DESCRIPTION OF THE TASK – Give exactly the lines from the one with "Read all visible content and emit it as JSON." through the final line of the listing below, both included, leaving out any pictures.
== DATASET EXTRACT
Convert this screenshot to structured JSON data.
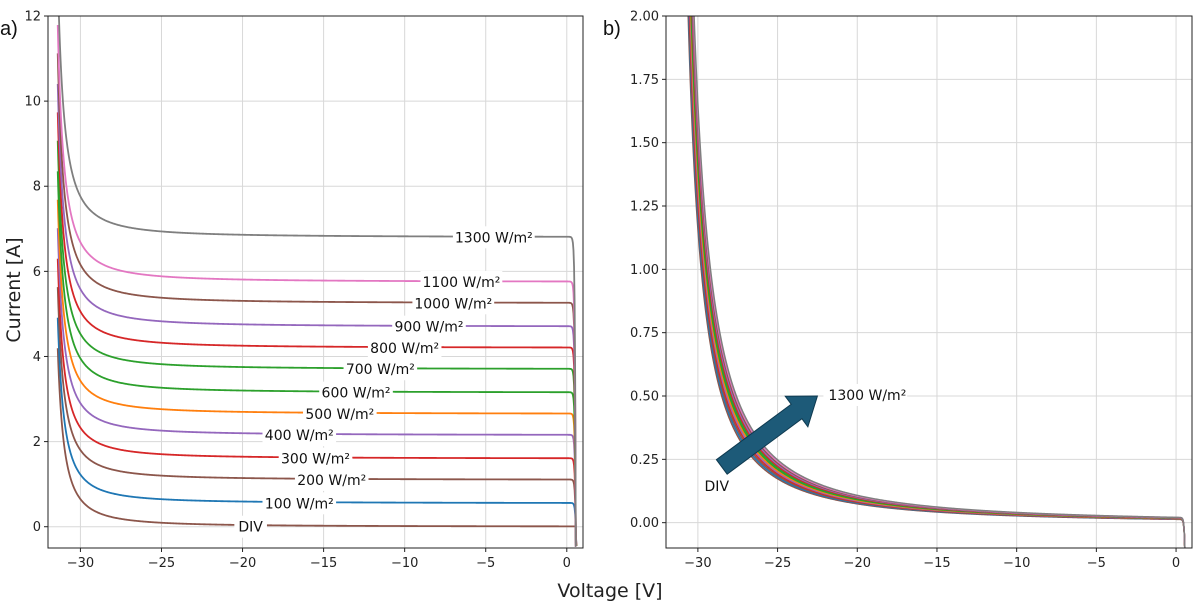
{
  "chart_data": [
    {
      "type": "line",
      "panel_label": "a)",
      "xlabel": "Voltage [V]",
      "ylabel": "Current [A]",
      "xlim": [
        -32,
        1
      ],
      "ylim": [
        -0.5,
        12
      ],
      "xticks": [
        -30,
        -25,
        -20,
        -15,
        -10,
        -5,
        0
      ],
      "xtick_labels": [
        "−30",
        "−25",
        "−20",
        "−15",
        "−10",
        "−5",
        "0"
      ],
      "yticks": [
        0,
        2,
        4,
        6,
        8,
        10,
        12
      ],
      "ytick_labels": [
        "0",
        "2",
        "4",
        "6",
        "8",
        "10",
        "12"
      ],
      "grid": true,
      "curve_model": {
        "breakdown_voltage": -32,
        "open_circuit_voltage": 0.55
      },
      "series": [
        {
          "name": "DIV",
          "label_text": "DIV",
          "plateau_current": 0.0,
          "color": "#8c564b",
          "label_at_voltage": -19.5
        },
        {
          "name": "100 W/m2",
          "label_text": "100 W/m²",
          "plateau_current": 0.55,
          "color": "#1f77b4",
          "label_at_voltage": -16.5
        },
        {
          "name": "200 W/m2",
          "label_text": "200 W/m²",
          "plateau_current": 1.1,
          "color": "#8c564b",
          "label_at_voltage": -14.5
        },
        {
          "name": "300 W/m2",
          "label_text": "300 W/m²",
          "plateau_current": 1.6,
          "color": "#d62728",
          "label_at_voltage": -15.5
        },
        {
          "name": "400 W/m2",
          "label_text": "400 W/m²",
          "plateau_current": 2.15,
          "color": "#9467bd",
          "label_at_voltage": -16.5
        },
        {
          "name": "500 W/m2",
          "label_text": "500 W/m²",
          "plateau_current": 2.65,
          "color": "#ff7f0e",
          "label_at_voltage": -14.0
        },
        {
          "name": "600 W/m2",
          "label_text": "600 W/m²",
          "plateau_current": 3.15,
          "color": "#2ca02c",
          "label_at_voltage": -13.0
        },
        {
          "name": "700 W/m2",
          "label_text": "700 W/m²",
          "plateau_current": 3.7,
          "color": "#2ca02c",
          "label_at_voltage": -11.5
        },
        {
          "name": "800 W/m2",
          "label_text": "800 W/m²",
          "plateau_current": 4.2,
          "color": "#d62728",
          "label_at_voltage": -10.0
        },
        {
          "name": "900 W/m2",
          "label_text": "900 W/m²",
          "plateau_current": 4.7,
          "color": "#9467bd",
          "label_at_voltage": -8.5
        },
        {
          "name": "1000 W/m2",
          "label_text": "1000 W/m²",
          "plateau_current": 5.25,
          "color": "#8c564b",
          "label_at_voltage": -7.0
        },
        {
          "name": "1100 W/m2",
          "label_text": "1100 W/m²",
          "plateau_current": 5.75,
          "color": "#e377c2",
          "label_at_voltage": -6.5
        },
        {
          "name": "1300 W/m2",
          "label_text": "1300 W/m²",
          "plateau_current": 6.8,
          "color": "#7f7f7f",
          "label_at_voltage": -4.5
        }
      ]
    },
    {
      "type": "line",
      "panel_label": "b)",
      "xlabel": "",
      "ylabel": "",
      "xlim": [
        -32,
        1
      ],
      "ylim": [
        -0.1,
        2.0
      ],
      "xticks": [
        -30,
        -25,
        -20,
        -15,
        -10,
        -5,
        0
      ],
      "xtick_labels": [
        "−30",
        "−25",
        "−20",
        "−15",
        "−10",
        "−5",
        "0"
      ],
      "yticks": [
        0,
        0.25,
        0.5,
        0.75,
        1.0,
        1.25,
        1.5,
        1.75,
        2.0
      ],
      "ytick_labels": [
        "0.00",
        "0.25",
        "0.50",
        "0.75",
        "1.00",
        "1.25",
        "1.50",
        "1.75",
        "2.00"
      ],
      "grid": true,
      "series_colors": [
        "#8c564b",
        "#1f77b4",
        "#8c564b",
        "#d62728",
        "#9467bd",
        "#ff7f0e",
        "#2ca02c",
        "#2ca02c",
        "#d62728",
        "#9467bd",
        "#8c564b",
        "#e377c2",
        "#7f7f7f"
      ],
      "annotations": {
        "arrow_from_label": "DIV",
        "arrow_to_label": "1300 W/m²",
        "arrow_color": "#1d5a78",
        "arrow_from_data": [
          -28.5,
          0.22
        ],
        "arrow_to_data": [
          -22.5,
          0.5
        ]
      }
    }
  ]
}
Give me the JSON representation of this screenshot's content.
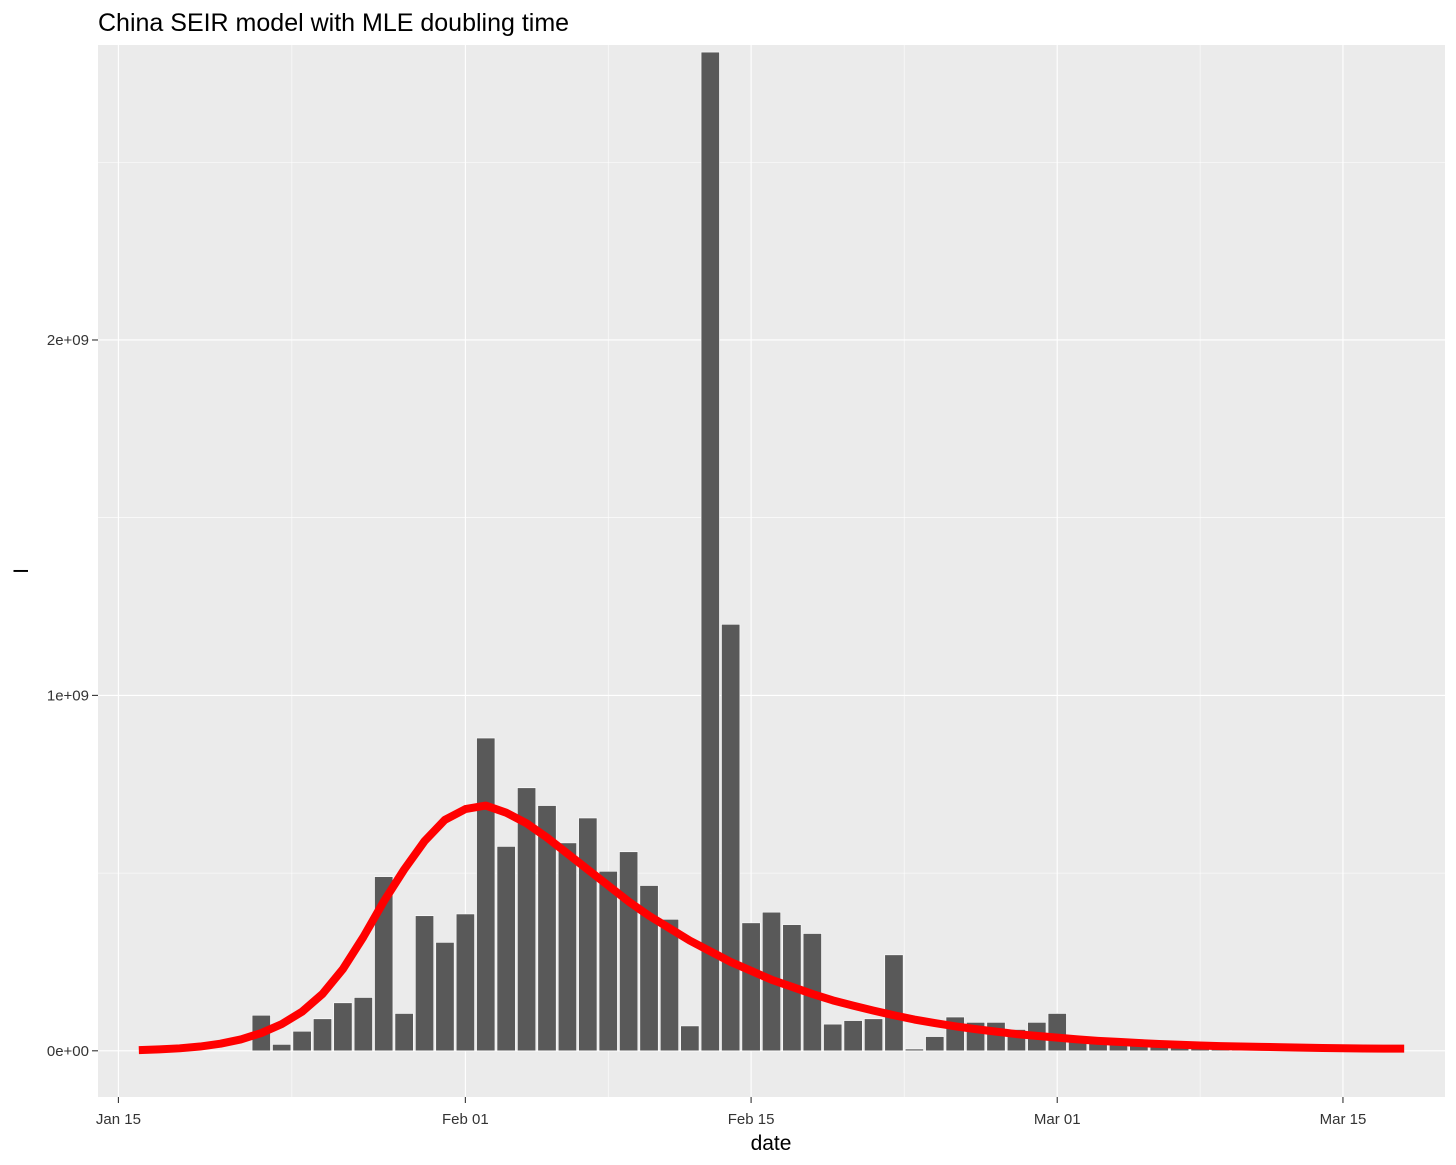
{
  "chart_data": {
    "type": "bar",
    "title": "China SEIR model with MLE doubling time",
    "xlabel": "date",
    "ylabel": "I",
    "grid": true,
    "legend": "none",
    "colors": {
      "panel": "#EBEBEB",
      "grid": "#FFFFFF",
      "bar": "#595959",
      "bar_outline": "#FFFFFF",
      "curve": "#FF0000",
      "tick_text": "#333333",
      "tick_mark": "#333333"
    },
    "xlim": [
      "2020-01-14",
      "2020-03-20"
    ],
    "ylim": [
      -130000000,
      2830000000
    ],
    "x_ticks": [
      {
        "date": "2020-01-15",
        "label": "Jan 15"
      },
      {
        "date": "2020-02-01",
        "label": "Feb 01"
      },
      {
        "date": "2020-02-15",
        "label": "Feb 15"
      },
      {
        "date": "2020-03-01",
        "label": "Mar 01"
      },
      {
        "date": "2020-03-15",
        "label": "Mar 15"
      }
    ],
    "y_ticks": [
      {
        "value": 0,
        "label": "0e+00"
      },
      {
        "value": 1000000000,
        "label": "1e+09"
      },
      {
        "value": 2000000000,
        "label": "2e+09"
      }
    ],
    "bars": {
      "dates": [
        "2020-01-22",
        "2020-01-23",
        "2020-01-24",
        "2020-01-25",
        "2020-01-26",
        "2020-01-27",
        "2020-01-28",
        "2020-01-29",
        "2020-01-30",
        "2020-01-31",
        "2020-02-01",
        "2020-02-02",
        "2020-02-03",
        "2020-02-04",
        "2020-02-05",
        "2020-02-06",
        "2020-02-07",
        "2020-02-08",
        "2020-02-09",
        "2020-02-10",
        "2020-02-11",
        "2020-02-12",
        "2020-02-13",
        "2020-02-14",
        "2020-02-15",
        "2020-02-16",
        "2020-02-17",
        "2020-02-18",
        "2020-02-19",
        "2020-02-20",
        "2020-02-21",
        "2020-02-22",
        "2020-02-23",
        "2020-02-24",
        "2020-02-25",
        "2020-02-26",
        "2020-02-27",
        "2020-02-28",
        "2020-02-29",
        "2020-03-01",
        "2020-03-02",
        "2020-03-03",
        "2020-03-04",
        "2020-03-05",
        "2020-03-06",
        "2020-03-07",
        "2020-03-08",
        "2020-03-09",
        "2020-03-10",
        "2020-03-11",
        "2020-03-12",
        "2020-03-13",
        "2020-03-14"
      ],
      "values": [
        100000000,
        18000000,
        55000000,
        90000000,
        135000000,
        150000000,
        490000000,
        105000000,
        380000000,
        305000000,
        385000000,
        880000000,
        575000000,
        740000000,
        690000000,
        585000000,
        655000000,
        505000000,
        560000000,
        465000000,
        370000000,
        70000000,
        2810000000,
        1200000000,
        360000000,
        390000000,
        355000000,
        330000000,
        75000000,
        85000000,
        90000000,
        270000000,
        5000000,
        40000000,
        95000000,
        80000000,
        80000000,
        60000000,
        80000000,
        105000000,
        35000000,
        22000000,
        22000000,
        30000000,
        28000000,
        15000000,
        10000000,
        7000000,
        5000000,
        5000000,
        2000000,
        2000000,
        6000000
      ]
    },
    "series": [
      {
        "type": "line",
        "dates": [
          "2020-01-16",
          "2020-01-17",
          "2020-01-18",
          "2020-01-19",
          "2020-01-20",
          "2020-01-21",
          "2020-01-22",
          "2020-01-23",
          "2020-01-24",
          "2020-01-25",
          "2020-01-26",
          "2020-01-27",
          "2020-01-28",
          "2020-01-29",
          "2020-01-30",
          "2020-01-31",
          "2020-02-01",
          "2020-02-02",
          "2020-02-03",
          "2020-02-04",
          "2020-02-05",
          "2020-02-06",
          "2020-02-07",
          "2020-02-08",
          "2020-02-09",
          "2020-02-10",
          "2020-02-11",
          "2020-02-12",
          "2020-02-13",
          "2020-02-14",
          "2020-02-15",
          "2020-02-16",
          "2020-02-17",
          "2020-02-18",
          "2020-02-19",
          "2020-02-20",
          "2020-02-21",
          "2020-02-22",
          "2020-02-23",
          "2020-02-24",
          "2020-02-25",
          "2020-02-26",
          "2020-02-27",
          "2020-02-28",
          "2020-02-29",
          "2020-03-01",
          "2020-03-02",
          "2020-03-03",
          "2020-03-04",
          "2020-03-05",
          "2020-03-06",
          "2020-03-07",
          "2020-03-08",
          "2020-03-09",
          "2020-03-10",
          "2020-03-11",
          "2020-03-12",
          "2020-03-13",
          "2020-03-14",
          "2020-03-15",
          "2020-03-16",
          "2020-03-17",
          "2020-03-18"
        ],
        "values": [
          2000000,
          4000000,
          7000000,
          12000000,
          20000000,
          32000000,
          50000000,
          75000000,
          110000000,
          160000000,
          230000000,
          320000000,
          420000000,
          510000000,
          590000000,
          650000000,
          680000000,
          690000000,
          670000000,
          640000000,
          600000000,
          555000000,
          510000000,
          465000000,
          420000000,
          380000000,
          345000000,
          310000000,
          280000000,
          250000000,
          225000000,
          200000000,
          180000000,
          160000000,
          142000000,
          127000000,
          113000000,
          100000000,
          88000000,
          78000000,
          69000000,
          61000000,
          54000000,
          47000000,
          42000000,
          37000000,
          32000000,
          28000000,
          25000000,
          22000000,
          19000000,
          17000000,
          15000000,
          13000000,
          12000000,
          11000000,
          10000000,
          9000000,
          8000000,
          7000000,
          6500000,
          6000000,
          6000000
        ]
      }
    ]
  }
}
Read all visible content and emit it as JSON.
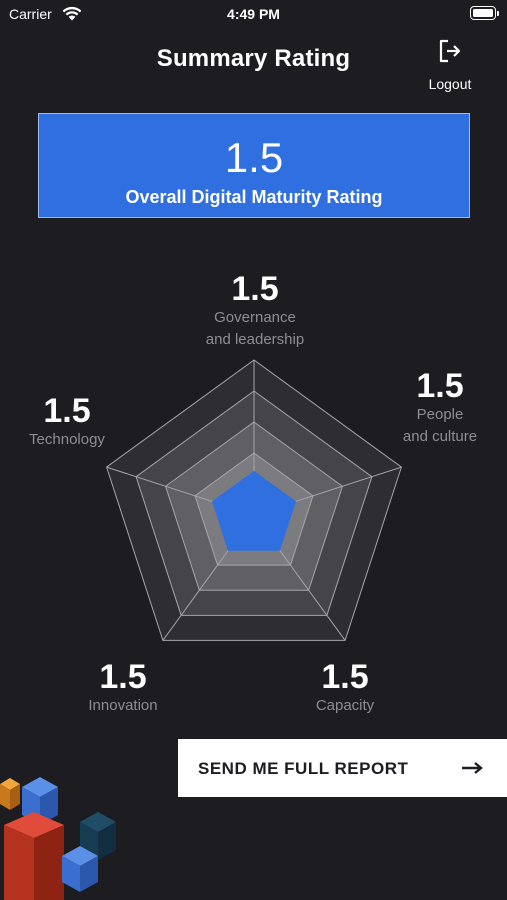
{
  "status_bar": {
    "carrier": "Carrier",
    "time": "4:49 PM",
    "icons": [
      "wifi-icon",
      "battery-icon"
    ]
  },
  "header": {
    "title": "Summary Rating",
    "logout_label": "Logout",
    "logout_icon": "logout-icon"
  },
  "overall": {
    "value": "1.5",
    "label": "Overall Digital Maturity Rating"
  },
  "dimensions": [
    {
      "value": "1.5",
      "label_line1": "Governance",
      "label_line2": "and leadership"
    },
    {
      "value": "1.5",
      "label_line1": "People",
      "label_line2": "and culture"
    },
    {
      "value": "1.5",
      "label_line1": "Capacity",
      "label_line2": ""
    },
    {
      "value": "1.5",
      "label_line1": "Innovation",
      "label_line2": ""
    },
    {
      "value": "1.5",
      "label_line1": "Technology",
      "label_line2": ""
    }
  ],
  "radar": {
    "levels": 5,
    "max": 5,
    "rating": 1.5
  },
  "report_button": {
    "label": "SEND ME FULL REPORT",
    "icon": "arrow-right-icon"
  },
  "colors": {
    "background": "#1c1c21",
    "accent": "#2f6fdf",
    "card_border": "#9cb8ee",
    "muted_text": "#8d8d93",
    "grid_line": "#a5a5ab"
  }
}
====
RESULT FOR THIS TASK –
Read all visible content and emit it as JSON.
{
  "status_bar": {
    "carrier": "Carrier",
    "time": "4:49 PM",
    "icons": [
      "wifi-icon",
      "battery-icon"
    ]
  },
  "header": {
    "title": "Summary Rating",
    "logout_label": "Logout",
    "logout_icon": "logout-icon"
  },
  "overall": {
    "value": "1.5",
    "label": "Overall Digital Maturity Rating"
  },
  "dimensions": [
    {
      "value": "1.5",
      "label_line1": "Governance",
      "label_line2": "and leadership"
    },
    {
      "value": "1.5",
      "label_line1": "People",
      "label_line2": "and culture"
    },
    {
      "value": "1.5",
      "label_line1": "Capacity",
      "label_line2": ""
    },
    {
      "value": "1.5",
      "label_line1": "Innovation",
      "label_line2": ""
    },
    {
      "value": "1.5",
      "label_line1": "Technology",
      "label_line2": ""
    }
  ],
  "radar": {
    "levels": 5,
    "max": 5,
    "rating": 1.5
  },
  "report_button": {
    "label": "SEND ME FULL REPORT",
    "icon": "arrow-right-icon"
  },
  "colors": {
    "background": "#1c1c21",
    "accent": "#2f6fdf",
    "card_border": "#9cb8ee",
    "muted_text": "#8d8d93",
    "grid_line": "#a5a5ab"
  }
}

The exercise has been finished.